• _TO BE DONE_:
Every line that contains "this" counts once; give the total number of such lines, with no other words.

• _RAW DATA_:
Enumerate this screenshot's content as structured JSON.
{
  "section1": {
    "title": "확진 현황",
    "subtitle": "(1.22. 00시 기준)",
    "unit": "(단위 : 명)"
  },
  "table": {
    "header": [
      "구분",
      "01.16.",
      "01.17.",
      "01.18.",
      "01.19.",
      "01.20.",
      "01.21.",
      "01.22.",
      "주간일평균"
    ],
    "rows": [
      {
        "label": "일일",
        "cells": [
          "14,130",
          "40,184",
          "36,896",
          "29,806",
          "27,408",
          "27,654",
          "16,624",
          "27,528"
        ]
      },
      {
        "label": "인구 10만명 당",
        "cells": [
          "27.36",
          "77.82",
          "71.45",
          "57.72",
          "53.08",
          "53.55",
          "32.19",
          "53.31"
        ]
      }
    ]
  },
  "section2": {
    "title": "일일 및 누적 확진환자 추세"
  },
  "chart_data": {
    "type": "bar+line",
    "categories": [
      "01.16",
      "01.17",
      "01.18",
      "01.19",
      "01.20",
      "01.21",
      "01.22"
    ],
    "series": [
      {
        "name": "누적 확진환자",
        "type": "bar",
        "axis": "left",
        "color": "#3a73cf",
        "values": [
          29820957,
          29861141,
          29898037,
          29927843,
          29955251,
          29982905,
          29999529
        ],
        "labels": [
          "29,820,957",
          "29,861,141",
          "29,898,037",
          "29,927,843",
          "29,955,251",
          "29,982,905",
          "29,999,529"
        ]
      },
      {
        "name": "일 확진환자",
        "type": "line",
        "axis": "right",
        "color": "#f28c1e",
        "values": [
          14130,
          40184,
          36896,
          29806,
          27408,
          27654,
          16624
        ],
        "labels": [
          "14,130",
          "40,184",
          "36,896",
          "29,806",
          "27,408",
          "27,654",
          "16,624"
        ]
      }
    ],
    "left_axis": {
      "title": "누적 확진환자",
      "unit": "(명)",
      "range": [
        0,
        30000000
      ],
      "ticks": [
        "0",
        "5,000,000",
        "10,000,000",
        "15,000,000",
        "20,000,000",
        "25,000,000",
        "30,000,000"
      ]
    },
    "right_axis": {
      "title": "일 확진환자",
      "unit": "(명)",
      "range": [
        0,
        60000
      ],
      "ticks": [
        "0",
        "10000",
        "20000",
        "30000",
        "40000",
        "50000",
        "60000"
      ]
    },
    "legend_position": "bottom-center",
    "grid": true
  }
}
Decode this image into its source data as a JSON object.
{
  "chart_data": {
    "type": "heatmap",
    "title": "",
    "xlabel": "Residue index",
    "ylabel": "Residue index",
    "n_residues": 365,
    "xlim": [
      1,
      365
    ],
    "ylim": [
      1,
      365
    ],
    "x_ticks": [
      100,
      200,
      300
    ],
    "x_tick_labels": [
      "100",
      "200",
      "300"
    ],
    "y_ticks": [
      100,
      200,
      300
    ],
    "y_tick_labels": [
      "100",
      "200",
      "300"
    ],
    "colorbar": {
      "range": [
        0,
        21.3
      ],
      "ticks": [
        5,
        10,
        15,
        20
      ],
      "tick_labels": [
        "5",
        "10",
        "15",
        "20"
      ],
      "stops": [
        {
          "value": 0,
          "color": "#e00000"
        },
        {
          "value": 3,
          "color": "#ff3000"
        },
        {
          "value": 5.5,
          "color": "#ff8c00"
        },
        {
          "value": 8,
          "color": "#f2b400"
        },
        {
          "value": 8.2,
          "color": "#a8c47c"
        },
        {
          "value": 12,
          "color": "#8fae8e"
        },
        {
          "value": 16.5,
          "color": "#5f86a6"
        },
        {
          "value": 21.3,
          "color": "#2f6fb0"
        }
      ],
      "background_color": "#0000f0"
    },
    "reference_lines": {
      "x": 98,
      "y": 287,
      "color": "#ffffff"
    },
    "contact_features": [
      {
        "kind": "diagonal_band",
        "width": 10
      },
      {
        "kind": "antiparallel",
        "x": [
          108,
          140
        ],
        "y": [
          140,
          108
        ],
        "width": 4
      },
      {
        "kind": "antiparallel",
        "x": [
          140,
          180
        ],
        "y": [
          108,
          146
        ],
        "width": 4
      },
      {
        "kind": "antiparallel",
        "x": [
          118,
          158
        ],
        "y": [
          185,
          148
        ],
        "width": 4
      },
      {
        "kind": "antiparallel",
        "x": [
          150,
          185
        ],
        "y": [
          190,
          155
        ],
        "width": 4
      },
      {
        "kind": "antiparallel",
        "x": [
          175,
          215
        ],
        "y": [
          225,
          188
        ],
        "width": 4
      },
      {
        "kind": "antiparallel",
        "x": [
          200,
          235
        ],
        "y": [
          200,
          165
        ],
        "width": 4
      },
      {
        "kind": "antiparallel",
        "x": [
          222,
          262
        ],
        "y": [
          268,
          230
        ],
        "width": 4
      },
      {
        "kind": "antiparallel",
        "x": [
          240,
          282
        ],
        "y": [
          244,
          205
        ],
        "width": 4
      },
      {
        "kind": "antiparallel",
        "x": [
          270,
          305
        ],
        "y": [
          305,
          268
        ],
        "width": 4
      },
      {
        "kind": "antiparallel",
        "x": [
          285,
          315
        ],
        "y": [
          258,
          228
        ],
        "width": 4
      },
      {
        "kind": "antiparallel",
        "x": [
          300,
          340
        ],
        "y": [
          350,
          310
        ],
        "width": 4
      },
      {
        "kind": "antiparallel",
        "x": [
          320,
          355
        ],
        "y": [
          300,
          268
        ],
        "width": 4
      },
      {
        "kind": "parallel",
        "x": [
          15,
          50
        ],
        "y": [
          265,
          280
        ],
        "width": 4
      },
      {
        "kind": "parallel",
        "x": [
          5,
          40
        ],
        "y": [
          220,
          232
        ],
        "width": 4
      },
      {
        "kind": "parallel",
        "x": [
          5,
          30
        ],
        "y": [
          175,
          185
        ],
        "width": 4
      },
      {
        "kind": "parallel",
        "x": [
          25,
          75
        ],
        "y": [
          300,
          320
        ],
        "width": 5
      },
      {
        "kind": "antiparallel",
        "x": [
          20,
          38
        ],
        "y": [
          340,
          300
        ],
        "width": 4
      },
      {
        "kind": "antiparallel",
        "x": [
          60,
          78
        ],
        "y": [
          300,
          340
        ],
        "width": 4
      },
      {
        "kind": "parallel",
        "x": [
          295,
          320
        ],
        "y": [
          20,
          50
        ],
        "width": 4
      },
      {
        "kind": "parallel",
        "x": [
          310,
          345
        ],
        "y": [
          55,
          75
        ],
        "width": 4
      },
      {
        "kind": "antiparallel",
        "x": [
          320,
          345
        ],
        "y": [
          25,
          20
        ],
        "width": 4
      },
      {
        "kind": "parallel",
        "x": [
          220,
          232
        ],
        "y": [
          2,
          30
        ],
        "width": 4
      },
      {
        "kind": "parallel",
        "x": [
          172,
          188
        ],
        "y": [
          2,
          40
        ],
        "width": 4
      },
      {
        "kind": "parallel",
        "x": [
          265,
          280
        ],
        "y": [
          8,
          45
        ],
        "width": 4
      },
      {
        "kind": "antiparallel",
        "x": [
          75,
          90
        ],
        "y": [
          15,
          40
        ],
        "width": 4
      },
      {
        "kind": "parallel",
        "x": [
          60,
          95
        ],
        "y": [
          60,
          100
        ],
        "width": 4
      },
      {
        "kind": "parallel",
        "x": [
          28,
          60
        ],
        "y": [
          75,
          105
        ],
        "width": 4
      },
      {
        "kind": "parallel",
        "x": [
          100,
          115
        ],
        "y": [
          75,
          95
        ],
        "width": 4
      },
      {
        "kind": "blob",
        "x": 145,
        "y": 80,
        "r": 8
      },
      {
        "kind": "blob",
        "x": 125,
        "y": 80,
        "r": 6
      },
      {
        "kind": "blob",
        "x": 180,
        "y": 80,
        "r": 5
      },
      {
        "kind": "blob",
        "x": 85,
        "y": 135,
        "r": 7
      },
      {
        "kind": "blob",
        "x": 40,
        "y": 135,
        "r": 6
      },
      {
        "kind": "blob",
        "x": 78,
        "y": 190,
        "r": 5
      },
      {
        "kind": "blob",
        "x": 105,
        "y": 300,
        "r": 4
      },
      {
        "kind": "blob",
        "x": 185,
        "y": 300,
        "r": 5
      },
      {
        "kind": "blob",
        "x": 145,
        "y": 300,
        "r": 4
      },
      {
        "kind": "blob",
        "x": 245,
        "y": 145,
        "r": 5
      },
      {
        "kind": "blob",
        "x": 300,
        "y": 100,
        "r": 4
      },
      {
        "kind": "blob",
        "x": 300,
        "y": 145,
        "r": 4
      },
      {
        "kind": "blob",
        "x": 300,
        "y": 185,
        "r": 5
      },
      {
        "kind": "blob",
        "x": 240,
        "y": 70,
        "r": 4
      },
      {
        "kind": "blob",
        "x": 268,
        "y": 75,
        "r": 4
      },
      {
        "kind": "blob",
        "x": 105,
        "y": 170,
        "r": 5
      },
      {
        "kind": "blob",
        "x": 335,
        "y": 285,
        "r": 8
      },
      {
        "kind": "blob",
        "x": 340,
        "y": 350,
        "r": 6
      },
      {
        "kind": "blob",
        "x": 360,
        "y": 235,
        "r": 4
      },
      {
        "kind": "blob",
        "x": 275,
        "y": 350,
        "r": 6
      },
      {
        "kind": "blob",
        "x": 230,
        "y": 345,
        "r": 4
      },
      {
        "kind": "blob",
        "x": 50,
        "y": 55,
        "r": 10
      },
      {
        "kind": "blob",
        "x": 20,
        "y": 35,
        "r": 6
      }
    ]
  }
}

• _EXERCISE RESULT_:
2